Entries from a visual dataset
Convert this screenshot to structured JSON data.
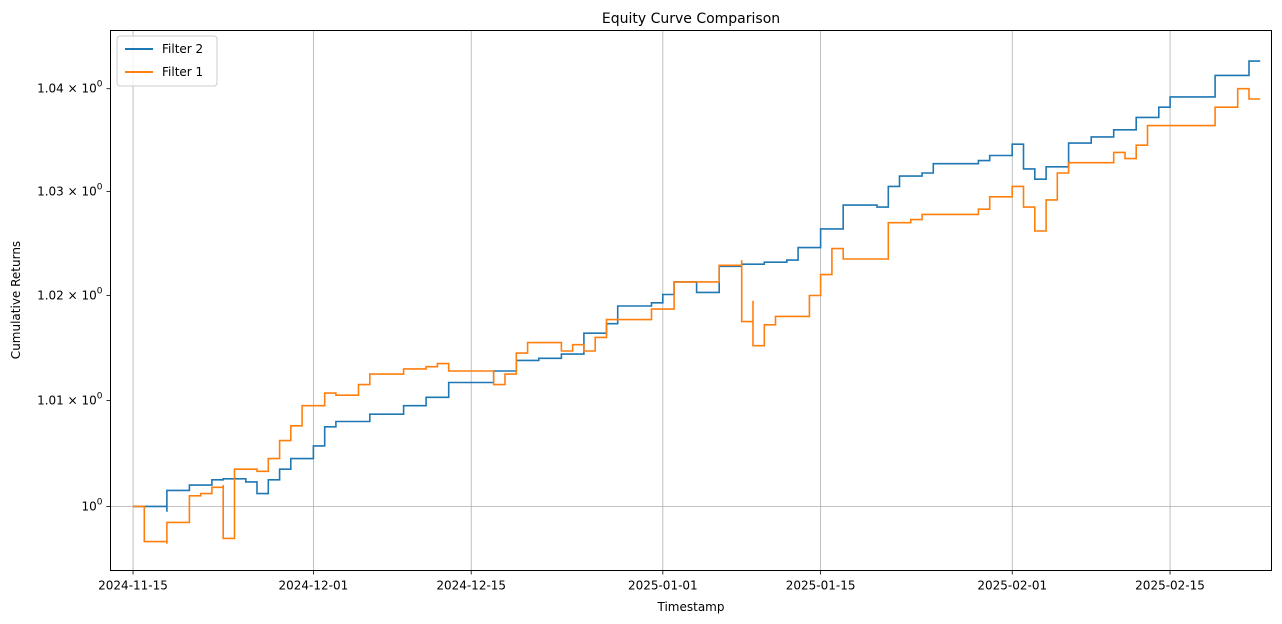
{
  "chart_data": {
    "type": "line",
    "title": "Equity Curve Comparison",
    "xlabel": "Timestamp",
    "ylabel": "Cumulative Returns",
    "y_scale": "log",
    "grid": true,
    "legend_position": "top-left",
    "xlim": [
      "2024-11-13",
      "2025-02-24"
    ],
    "ylim": [
      0.994,
      1.0457
    ],
    "x_ticks": [
      "2024-11-15",
      "2024-12-01",
      "2024-12-15",
      "2025-01-01",
      "2025-01-15",
      "2025-02-01",
      "2025-02-15"
    ],
    "y_ticks": [
      {
        "value": 1.0,
        "base": "10",
        "exp": "0"
      },
      {
        "value": 1.01,
        "base": "1.01 × 10",
        "exp": "0"
      },
      {
        "value": 1.02,
        "base": "1.02 × 10",
        "exp": "0"
      },
      {
        "value": 1.03,
        "base": "1.03 × 10",
        "exp": "0"
      },
      {
        "value": 1.04,
        "base": "1.04 × 10",
        "exp": "0"
      }
    ],
    "series": [
      {
        "name": "Filter 2",
        "color": "#1f77b4",
        "points": [
          [
            "2024-11-15",
            1.0
          ],
          [
            "2024-11-16",
            1.0
          ],
          [
            "2024-11-18",
            0.9995
          ],
          [
            "2024-11-18",
            1.0015
          ],
          [
            "2024-11-20",
            1.0015
          ],
          [
            "2024-11-20",
            1.002
          ],
          [
            "2024-11-21",
            1.002
          ],
          [
            "2024-11-22",
            1.0025
          ],
          [
            "2024-11-23",
            1.0026
          ],
          [
            "2024-11-25",
            1.0023
          ],
          [
            "2024-11-26",
            1.0022
          ],
          [
            "2024-11-26",
            1.0012
          ],
          [
            "2024-11-27",
            1.0025
          ],
          [
            "2024-11-28",
            1.0035
          ],
          [
            "2024-11-29",
            1.0045
          ],
          [
            "2024-12-01",
            1.0057
          ],
          [
            "2024-12-02",
            1.0075
          ],
          [
            "2024-12-03",
            1.008
          ],
          [
            "2024-12-05",
            1.008
          ],
          [
            "2024-12-06",
            1.0087
          ],
          [
            "2024-12-08",
            1.0087
          ],
          [
            "2024-12-09",
            1.0095
          ],
          [
            "2024-12-11",
            1.0103
          ],
          [
            "2024-12-13",
            1.0117
          ],
          [
            "2024-12-16",
            1.0117
          ],
          [
            "2024-12-17",
            1.0128
          ],
          [
            "2024-12-19",
            1.0138
          ],
          [
            "2024-12-21",
            1.014
          ],
          [
            "2024-12-23",
            1.0144
          ],
          [
            "2024-12-25",
            1.0164
          ],
          [
            "2024-12-27",
            1.0173
          ],
          [
            "2024-12-28",
            1.019
          ],
          [
            "2024-12-31",
            1.0193
          ],
          [
            "2025-01-01",
            1.0201
          ],
          [
            "2025-01-02",
            1.0213
          ],
          [
            "2025-01-04",
            1.0203
          ],
          [
            "2025-01-06",
            1.0228
          ],
          [
            "2025-01-08",
            1.023
          ],
          [
            "2025-01-10",
            1.0232
          ],
          [
            "2025-01-12",
            1.0234
          ],
          [
            "2025-01-13",
            1.0246
          ],
          [
            "2025-01-15",
            1.0264
          ],
          [
            "2025-01-17",
            1.0287
          ],
          [
            "2025-01-20",
            1.0285
          ],
          [
            "2025-01-21",
            1.0305
          ],
          [
            "2025-01-22",
            1.0315
          ],
          [
            "2025-01-24",
            1.0318
          ],
          [
            "2025-01-25",
            1.0327
          ],
          [
            "2025-01-29",
            1.033
          ],
          [
            "2025-01-30",
            1.0335
          ],
          [
            "2025-02-01",
            1.0346
          ],
          [
            "2025-02-02",
            1.0322
          ],
          [
            "2025-02-03",
            1.0312
          ],
          [
            "2025-02-04",
            1.0324
          ],
          [
            "2025-02-06",
            1.0347
          ],
          [
            "2025-02-08",
            1.0353
          ],
          [
            "2025-02-10",
            1.036
          ],
          [
            "2025-02-12",
            1.0372
          ],
          [
            "2025-02-14",
            1.0382
          ],
          [
            "2025-02-15",
            1.0392
          ],
          [
            "2025-02-18",
            1.0392
          ],
          [
            "2025-02-19",
            1.0413
          ],
          [
            "2025-02-21",
            1.0413
          ],
          [
            "2025-02-22",
            1.0427
          ],
          [
            "2025-02-23",
            1.0427
          ]
        ]
      },
      {
        "name": "Filter 1",
        "color": "#ff7f0e",
        "points": [
          [
            "2024-11-15",
            1.0
          ],
          [
            "2024-11-16",
            1.0
          ],
          [
            "2024-11-16",
            0.9967
          ],
          [
            "2024-11-18",
            0.9965
          ],
          [
            "2024-11-18",
            0.9985
          ],
          [
            "2024-11-20",
            0.9985
          ],
          [
            "2024-11-20",
            1.001
          ],
          [
            "2024-11-21",
            1.0012
          ],
          [
            "2024-11-22",
            1.0018
          ],
          [
            "2024-11-23",
            1.002
          ],
          [
            "2024-11-23",
            0.997
          ],
          [
            "2024-11-24",
            1.0035
          ],
          [
            "2024-11-26",
            1.0033
          ],
          [
            "2024-11-27",
            1.0045
          ],
          [
            "2024-11-28",
            1.0062
          ],
          [
            "2024-11-29",
            1.0076
          ],
          [
            "2024-11-30",
            1.0095
          ],
          [
            "2024-12-02",
            1.0095
          ],
          [
            "2024-12-02",
            1.0107
          ],
          [
            "2024-12-03",
            1.0105
          ],
          [
            "2024-12-05",
            1.0115
          ],
          [
            "2024-12-06",
            1.0125
          ],
          [
            "2024-12-08",
            1.0125
          ],
          [
            "2024-12-09",
            1.013
          ],
          [
            "2024-12-11",
            1.0132
          ],
          [
            "2024-12-12",
            1.0135
          ],
          [
            "2024-12-13",
            1.0128
          ],
          [
            "2024-12-16",
            1.0128
          ],
          [
            "2024-12-17",
            1.0115
          ],
          [
            "2024-12-18",
            1.0125
          ],
          [
            "2024-12-19",
            1.0145
          ],
          [
            "2024-12-20",
            1.0155
          ],
          [
            "2024-12-23",
            1.0147
          ],
          [
            "2024-12-24",
            1.0153
          ],
          [
            "2024-12-25",
            1.0147
          ],
          [
            "2024-12-26",
            1.016
          ],
          [
            "2024-12-27",
            1.0177
          ],
          [
            "2024-12-30",
            1.0177
          ],
          [
            "2024-12-31",
            1.0187
          ],
          [
            "2025-01-02",
            1.0187
          ],
          [
            "2025-01-02",
            1.0213
          ],
          [
            "2025-01-04",
            1.0213
          ],
          [
            "2025-01-06",
            1.0229
          ],
          [
            "2025-01-08",
            1.0234
          ],
          [
            "2025-01-08",
            1.0175
          ],
          [
            "2025-01-09",
            1.0195
          ],
          [
            "2025-01-09",
            1.0152
          ],
          [
            "2025-01-10",
            1.0172
          ],
          [
            "2025-01-11",
            1.018
          ],
          [
            "2025-01-13",
            1.018
          ],
          [
            "2025-01-14",
            1.02
          ],
          [
            "2025-01-15",
            1.022
          ],
          [
            "2025-01-16",
            1.0245
          ],
          [
            "2025-01-17",
            1.0235
          ],
          [
            "2025-01-20",
            1.0235
          ],
          [
            "2025-01-21",
            1.027
          ],
          [
            "2025-01-23",
            1.0273
          ],
          [
            "2025-01-24",
            1.0278
          ],
          [
            "2025-01-28",
            1.0278
          ],
          [
            "2025-01-29",
            1.0283
          ],
          [
            "2025-01-30",
            1.0295
          ],
          [
            "2025-02-01",
            1.0305
          ],
          [
            "2025-02-02",
            1.0285
          ],
          [
            "2025-02-03",
            1.0262
          ],
          [
            "2025-02-04",
            1.0292
          ],
          [
            "2025-02-05",
            1.0318
          ],
          [
            "2025-02-06",
            1.0328
          ],
          [
            "2025-02-08",
            1.0328
          ],
          [
            "2025-02-10",
            1.0338
          ],
          [
            "2025-02-11",
            1.0332
          ],
          [
            "2025-02-12",
            1.0345
          ],
          [
            "2025-02-13",
            1.0364
          ],
          [
            "2025-02-16",
            1.0364
          ],
          [
            "2025-02-19",
            1.0382
          ],
          [
            "2025-02-21",
            1.0385
          ],
          [
            "2025-02-21",
            1.04
          ],
          [
            "2025-02-22",
            1.039
          ],
          [
            "2025-02-23",
            1.039
          ]
        ]
      }
    ]
  }
}
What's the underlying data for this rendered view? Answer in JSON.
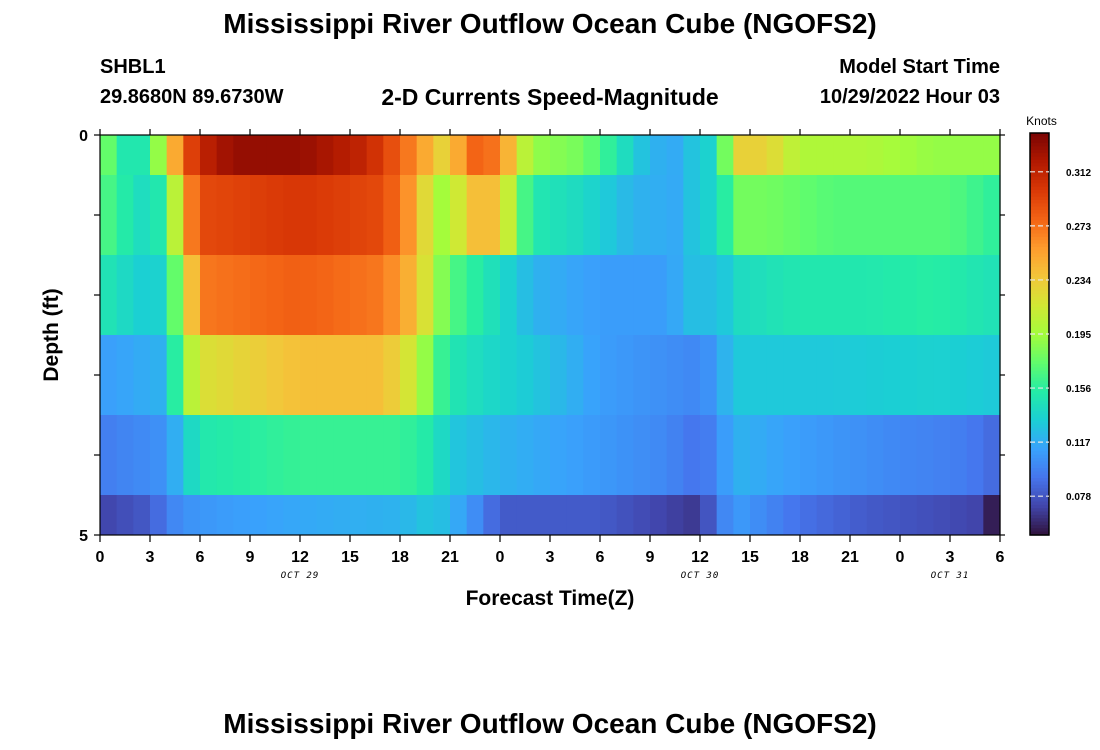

TO DO: Locate the word "JSON" in the entries, and copy every line where it is found.

FINISHED EXERCISE:
Convert this screenshot to structured JSON data.
What's the underlying data for this rendered view? Answer in JSON.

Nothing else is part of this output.